## [DATA TO PROCESS]
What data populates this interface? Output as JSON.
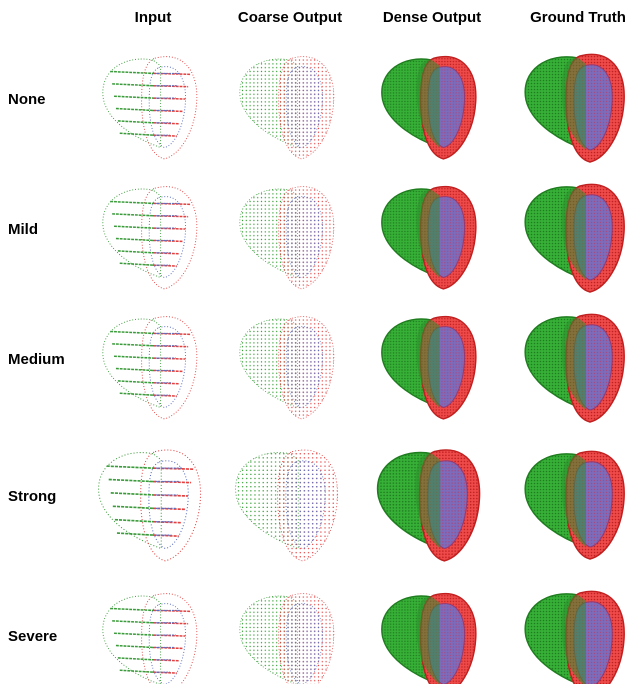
{
  "columns": [
    "Input",
    "Coarse Output",
    "Dense Output",
    "Ground Truth"
  ],
  "rows": [
    "None",
    "Mild",
    "Medium",
    "Strong",
    "Severe"
  ]
}
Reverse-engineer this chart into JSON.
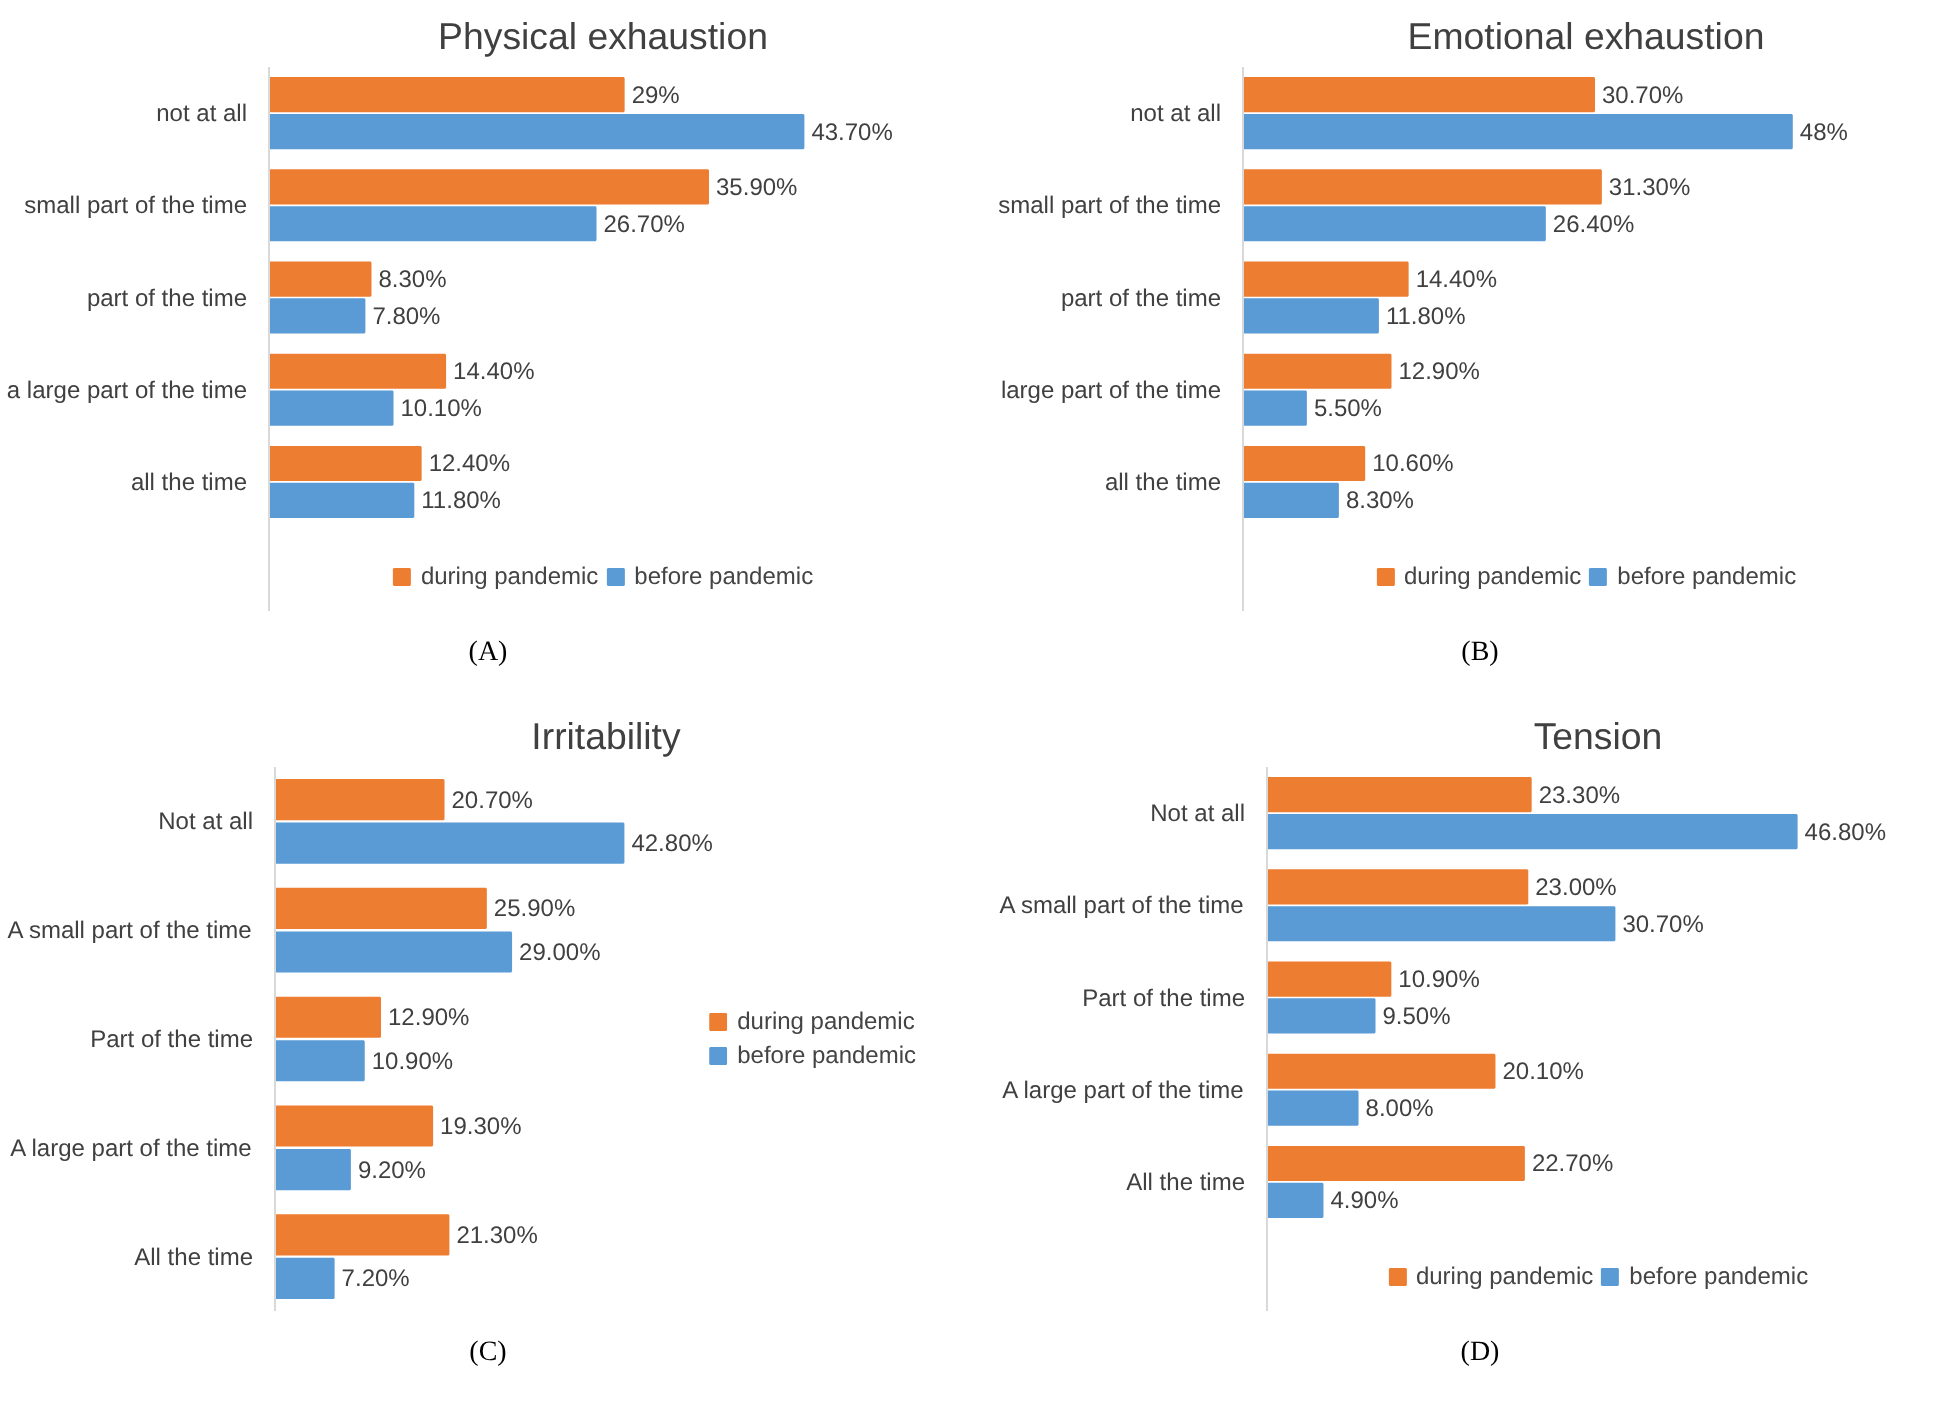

## [EXERCISE DIRECTIONS]
Without the pictures, transcribe the listing above exactly.

## [REPLY TO THE EXERCISE]
What data populates this interface? Output as JSON.
{
  "columns": [
    "Input",
    "Coarse Output",
    "Dense Output",
    "Ground Truth"
  ],
  "rows": [
    "None",
    "Mild",
    "Medium",
    "Strong",
    "Severe"
  ]
}
Reverse-engineer this chart into JSON.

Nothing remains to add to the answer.